TASK TO CARRY OUT:
From the listing below, pull each line that includes "name".
-- Start of RECORDS TO USE --
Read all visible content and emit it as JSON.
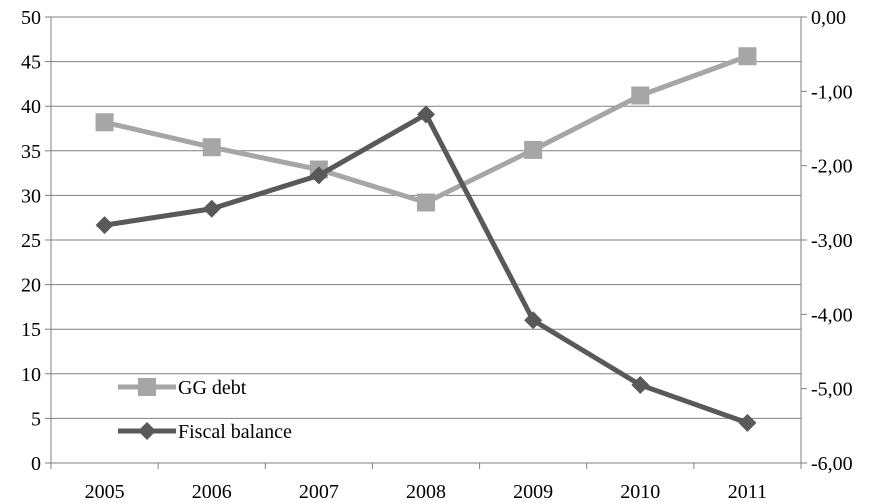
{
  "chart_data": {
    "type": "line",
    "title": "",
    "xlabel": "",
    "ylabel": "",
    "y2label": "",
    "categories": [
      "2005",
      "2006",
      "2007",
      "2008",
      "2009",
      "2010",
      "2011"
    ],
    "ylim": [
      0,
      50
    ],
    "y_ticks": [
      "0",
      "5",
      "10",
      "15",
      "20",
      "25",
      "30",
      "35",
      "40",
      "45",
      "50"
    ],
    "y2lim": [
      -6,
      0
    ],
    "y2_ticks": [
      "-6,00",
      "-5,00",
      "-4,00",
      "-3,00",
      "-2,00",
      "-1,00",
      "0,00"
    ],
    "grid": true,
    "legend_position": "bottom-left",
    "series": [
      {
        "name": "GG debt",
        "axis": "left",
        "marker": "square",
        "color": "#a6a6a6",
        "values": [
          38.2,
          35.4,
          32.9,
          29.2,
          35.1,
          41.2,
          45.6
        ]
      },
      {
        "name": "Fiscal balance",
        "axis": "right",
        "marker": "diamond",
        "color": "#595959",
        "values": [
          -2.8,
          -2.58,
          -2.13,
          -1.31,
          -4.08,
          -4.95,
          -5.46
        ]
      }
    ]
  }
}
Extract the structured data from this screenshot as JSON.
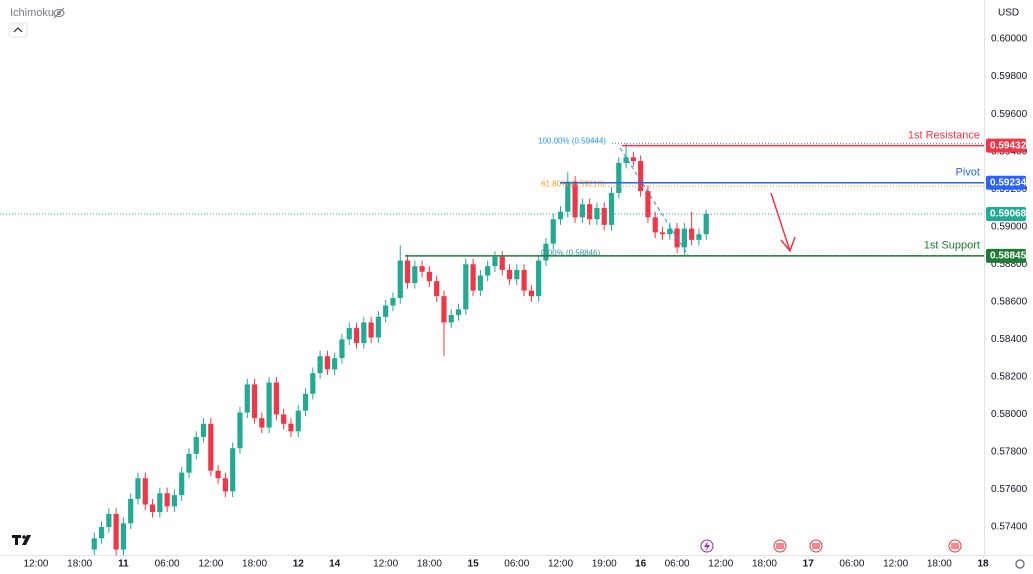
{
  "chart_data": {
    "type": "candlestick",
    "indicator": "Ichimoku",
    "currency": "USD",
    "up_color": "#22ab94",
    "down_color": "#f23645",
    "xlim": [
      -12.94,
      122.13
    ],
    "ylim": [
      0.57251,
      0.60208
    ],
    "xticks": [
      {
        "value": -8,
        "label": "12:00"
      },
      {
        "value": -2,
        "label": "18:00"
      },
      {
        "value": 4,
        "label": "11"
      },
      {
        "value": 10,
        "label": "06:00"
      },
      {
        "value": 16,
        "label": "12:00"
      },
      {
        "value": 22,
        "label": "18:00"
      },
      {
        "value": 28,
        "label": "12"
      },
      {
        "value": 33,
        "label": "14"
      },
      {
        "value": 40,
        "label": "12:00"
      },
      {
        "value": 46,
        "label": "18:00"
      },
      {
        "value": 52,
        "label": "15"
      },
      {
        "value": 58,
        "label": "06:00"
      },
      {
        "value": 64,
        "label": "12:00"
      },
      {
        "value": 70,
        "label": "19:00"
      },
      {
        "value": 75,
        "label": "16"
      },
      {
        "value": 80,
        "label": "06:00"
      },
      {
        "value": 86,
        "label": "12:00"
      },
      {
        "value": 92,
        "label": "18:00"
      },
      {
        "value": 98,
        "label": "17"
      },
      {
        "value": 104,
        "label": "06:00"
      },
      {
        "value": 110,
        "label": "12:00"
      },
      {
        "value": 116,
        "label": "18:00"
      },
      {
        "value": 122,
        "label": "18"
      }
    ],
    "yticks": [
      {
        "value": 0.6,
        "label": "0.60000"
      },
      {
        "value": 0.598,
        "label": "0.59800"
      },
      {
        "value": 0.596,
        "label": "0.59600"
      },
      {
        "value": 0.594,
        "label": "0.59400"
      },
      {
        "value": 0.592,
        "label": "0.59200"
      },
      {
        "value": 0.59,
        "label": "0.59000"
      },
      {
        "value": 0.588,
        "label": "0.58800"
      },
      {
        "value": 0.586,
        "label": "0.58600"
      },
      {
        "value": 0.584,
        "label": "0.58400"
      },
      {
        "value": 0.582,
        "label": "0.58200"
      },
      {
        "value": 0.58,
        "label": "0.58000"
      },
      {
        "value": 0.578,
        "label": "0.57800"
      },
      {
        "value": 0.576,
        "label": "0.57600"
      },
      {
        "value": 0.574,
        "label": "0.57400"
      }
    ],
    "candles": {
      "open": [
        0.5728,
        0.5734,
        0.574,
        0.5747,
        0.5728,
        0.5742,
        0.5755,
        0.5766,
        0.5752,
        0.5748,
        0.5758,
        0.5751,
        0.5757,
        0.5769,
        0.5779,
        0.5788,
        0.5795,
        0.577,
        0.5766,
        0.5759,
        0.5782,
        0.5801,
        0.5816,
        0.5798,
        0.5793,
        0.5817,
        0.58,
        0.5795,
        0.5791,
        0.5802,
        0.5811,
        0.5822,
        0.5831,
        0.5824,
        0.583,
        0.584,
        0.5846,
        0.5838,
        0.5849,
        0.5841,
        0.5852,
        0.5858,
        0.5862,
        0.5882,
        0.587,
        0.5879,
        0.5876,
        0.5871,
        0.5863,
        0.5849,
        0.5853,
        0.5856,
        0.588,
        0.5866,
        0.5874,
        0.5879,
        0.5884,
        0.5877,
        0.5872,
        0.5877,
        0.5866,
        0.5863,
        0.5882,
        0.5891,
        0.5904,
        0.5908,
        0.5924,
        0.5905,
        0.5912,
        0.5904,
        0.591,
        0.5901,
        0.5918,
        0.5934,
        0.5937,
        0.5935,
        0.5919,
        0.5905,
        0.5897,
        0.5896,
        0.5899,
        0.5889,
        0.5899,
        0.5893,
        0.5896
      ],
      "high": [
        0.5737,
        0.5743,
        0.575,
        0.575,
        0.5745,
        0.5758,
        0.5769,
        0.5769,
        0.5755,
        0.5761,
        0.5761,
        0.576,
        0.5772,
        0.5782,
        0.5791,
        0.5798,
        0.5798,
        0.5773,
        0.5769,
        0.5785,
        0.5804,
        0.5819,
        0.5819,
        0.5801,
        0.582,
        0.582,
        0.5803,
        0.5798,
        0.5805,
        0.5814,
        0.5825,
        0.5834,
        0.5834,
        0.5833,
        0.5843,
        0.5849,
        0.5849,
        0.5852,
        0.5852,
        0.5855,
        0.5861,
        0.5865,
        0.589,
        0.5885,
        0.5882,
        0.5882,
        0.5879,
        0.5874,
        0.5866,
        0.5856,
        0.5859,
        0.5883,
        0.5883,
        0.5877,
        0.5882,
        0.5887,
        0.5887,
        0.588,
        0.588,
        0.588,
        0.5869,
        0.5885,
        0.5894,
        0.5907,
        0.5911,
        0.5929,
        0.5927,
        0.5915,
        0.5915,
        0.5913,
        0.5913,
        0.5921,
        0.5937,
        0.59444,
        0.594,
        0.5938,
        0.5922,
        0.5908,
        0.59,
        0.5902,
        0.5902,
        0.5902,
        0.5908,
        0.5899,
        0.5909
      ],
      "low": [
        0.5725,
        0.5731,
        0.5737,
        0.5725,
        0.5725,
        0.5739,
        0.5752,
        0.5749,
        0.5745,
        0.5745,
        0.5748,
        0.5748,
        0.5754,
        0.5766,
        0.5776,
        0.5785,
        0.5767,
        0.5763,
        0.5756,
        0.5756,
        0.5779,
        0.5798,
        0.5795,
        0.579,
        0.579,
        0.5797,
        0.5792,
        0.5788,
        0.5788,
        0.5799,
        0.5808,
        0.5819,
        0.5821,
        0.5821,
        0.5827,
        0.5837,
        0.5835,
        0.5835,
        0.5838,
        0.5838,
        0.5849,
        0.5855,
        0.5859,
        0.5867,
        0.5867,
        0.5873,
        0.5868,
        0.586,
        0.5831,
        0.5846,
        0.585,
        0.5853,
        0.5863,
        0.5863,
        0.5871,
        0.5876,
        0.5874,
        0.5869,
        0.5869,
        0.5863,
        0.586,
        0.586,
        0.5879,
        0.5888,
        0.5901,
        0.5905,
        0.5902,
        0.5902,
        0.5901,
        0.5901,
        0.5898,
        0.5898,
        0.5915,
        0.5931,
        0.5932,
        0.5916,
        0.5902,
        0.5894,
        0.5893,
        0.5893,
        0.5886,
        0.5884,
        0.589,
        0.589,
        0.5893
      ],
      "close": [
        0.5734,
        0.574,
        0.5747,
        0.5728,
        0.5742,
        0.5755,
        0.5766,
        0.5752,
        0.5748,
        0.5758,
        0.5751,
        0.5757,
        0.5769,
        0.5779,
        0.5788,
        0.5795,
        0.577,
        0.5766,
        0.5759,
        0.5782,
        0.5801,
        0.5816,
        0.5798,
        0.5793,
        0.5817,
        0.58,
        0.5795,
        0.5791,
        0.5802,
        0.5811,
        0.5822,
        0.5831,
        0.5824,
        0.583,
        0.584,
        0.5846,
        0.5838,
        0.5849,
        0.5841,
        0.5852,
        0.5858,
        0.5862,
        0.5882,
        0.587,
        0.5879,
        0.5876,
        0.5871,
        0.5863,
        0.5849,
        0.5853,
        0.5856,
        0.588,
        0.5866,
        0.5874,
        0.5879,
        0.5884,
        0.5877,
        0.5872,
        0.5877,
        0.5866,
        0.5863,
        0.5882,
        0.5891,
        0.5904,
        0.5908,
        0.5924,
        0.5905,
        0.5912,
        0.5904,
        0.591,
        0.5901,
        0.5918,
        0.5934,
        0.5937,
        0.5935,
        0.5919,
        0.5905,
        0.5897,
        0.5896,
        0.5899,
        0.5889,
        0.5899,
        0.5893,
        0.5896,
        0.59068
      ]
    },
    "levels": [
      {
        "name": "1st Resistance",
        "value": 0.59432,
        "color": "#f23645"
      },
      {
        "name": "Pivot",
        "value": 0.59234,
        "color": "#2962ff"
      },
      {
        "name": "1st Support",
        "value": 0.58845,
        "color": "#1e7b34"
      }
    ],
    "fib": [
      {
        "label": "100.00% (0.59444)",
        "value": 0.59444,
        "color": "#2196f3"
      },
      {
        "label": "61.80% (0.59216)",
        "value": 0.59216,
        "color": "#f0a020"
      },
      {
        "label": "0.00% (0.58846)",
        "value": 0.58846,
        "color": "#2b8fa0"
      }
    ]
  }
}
-- End of RECORDS TO USE --
TASK ANSWER:
        "name": "GG debt",
        "name": "Fiscal balance",
        "name": "1st Resistance",
        "name": "Pivot",
        "name": "1st Support",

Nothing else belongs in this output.